Copy each entry as it stands, leaving nothing out.
=-=-=-=-=
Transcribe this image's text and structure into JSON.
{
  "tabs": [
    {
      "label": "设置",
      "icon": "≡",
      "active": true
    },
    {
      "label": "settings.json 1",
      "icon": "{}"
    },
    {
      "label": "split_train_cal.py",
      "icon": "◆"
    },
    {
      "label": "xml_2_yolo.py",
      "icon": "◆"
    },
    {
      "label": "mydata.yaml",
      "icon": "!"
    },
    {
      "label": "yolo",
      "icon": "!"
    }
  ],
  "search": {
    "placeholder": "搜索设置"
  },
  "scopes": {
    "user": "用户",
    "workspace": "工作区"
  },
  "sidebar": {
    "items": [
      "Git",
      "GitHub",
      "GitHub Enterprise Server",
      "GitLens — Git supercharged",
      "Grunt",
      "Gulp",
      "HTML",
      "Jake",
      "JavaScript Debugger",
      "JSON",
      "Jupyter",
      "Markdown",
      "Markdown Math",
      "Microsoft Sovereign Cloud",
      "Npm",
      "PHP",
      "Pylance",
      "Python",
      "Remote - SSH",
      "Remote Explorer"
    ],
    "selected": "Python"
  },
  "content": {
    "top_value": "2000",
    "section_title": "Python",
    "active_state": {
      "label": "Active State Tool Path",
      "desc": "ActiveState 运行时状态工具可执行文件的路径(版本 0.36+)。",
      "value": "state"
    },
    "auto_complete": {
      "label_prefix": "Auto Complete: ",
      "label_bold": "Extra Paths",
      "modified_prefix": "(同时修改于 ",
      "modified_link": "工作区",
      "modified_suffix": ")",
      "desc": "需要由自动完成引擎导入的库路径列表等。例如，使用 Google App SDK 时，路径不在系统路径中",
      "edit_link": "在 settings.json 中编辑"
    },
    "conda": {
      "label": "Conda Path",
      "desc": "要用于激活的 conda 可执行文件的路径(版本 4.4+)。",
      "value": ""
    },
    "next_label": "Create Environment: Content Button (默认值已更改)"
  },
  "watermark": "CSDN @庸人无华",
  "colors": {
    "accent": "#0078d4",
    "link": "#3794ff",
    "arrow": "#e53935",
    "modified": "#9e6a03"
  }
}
=-=-=-=-=
EXERCISE RESPONSE:
Transcribe this image's text and structure into JSON.
{
  "tabs": [
    {
      "label": "设置",
      "icon": "≡",
      "active": true
    },
    {
      "label": "settings.json 1",
      "icon": "{}"
    },
    {
      "label": "split_train_cal.py",
      "icon": "◆"
    },
    {
      "label": "xml_2_yolo.py",
      "icon": "◆"
    },
    {
      "label": "mydata.yaml",
      "icon": "!"
    },
    {
      "label": "yolo",
      "icon": "!"
    }
  ],
  "search": {
    "placeholder": "搜索设置"
  },
  "scopes": {
    "user": "用户",
    "workspace": "工作区"
  },
  "sidebar": {
    "items": [
      "Git",
      "GitHub",
      "GitHub Enterprise Server",
      "GitLens — Git supercharged",
      "Grunt",
      "Gulp",
      "HTML",
      "Jake",
      "JavaScript Debugger",
      "JSON",
      "Jupyter",
      "Markdown",
      "Markdown Math",
      "Microsoft Sovereign Cloud",
      "Npm",
      "PHP",
      "Pylance",
      "Python",
      "Remote - SSH",
      "Remote Explorer"
    ],
    "selected": "Python"
  },
  "content": {
    "top_value": "2000",
    "section_title": "Python",
    "active_state": {
      "label": "Active State Tool Path",
      "desc": "ActiveState 运行时状态工具可执行文件的路径(版本 0.36+)。",
      "value": "state"
    },
    "auto_complete": {
      "label_prefix": "Auto Complete: ",
      "label_bold": "Extra Paths",
      "modified_prefix": "(同时修改于 ",
      "modified_link": "工作区",
      "modified_suffix": ")",
      "desc": "需要由自动完成引擎导入的库路径列表等。例如，使用 Google App SDK 时，路径不在系统路径中",
      "edit_link": "在 settings.json 中编辑"
    },
    "conda": {
      "label": "Conda Path",
      "desc": "要用于激活的 conda 可执行文件的路径(版本 4.4+)。",
      "value": ""
    },
    "next_label": "Create Environment: Content Button (默认值已更改)"
  },
  "watermark": "CSDN @庸人无华",
  "colors": {
    "accent": "#0078d4",
    "link": "#3794ff",
    "arrow": "#e53935",
    "modified": "#9e6a03"
  }
}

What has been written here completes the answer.